Records for this exercise

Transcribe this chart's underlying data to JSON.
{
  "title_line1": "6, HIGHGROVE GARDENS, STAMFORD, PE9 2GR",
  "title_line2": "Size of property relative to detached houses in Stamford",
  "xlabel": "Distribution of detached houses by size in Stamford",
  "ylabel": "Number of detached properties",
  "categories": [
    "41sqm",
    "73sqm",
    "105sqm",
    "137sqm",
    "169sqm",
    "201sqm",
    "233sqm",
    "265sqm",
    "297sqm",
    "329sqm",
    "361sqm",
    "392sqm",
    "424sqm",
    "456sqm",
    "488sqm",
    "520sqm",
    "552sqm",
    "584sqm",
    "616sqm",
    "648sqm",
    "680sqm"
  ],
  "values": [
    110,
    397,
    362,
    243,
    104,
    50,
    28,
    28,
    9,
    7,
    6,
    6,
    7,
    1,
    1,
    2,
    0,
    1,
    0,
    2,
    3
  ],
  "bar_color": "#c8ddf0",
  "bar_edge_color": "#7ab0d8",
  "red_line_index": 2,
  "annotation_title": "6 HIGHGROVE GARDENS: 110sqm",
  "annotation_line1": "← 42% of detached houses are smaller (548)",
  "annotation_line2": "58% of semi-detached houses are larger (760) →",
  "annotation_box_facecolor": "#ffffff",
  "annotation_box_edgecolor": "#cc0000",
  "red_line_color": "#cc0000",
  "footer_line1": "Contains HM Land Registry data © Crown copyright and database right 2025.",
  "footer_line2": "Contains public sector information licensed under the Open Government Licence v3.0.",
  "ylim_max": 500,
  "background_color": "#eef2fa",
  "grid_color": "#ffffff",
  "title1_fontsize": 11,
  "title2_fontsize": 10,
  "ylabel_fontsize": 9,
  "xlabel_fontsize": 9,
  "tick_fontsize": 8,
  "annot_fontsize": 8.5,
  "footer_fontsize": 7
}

The problem
Go through the listing and copy all of it exactly.

Answer in full
Transcribe this chart's underlying data to JSON.
{
  "title_line1": "6, HIGHGROVE GARDENS, STAMFORD, PE9 2GR",
  "title_line2": "Size of property relative to detached houses in Stamford",
  "xlabel": "Distribution of detached houses by size in Stamford",
  "ylabel": "Number of detached properties",
  "categories": [
    "41sqm",
    "73sqm",
    "105sqm",
    "137sqm",
    "169sqm",
    "201sqm",
    "233sqm",
    "265sqm",
    "297sqm",
    "329sqm",
    "361sqm",
    "392sqm",
    "424sqm",
    "456sqm",
    "488sqm",
    "520sqm",
    "552sqm",
    "584sqm",
    "616sqm",
    "648sqm",
    "680sqm"
  ],
  "values": [
    110,
    397,
    362,
    243,
    104,
    50,
    28,
    28,
    9,
    7,
    6,
    6,
    7,
    1,
    1,
    2,
    0,
    1,
    0,
    2,
    3
  ],
  "bar_color": "#c8ddf0",
  "bar_edge_color": "#7ab0d8",
  "red_line_index": 2,
  "annotation_title": "6 HIGHGROVE GARDENS: 110sqm",
  "annotation_line1": "← 42% of detached houses are smaller (548)",
  "annotation_line2": "58% of semi-detached houses are larger (760) →",
  "annotation_box_facecolor": "#ffffff",
  "annotation_box_edgecolor": "#cc0000",
  "red_line_color": "#cc0000",
  "footer_line1": "Contains HM Land Registry data © Crown copyright and database right 2025.",
  "footer_line2": "Contains public sector information licensed under the Open Government Licence v3.0.",
  "ylim_max": 500,
  "background_color": "#eef2fa",
  "grid_color": "#ffffff",
  "title1_fontsize": 11,
  "title2_fontsize": 10,
  "ylabel_fontsize": 9,
  "xlabel_fontsize": 9,
  "tick_fontsize": 8,
  "annot_fontsize": 8.5,
  "footer_fontsize": 7
}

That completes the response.